WRITTEN INSTRUCTION: Reply with nothing except the number of lines that contain the word "response".

INPUT FOR THIS TASK:
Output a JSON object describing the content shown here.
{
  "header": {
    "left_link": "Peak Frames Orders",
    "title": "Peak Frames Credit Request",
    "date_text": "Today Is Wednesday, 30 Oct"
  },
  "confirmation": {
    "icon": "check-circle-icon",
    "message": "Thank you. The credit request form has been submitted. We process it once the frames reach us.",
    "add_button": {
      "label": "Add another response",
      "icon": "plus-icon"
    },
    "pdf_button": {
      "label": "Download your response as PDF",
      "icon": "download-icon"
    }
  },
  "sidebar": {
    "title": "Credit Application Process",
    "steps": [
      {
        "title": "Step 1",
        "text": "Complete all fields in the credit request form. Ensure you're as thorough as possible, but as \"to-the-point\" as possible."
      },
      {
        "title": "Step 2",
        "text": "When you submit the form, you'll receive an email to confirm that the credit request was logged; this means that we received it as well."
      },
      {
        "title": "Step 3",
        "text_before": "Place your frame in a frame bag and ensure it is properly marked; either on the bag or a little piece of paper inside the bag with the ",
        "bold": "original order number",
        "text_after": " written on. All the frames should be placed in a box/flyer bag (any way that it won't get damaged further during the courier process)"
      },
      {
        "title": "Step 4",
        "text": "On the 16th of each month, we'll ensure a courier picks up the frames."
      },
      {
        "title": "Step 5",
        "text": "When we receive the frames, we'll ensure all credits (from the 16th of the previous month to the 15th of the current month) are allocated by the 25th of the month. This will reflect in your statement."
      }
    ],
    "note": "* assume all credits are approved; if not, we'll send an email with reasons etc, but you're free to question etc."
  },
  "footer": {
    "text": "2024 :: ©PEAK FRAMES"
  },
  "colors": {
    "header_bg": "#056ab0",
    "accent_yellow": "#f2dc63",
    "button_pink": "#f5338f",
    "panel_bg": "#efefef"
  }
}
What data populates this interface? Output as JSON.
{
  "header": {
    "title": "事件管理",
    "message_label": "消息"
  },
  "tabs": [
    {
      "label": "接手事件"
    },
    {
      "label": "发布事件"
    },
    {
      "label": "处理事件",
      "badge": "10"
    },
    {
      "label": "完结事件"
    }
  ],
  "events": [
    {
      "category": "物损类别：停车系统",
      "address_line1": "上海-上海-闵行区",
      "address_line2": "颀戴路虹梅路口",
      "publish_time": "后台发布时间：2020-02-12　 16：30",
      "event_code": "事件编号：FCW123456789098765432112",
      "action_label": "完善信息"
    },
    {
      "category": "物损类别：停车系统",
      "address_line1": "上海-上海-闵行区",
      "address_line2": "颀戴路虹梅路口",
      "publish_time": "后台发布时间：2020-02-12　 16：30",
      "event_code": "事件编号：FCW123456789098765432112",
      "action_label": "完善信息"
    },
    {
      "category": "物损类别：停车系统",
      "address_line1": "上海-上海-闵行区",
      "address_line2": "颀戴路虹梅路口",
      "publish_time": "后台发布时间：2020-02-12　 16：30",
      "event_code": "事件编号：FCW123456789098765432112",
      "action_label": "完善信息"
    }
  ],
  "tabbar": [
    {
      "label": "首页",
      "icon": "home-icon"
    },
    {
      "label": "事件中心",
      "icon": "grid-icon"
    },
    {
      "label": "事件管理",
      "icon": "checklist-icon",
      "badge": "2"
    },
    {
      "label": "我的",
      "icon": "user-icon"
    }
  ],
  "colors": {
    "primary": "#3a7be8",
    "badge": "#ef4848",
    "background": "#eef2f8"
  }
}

FINAL RESULT: 2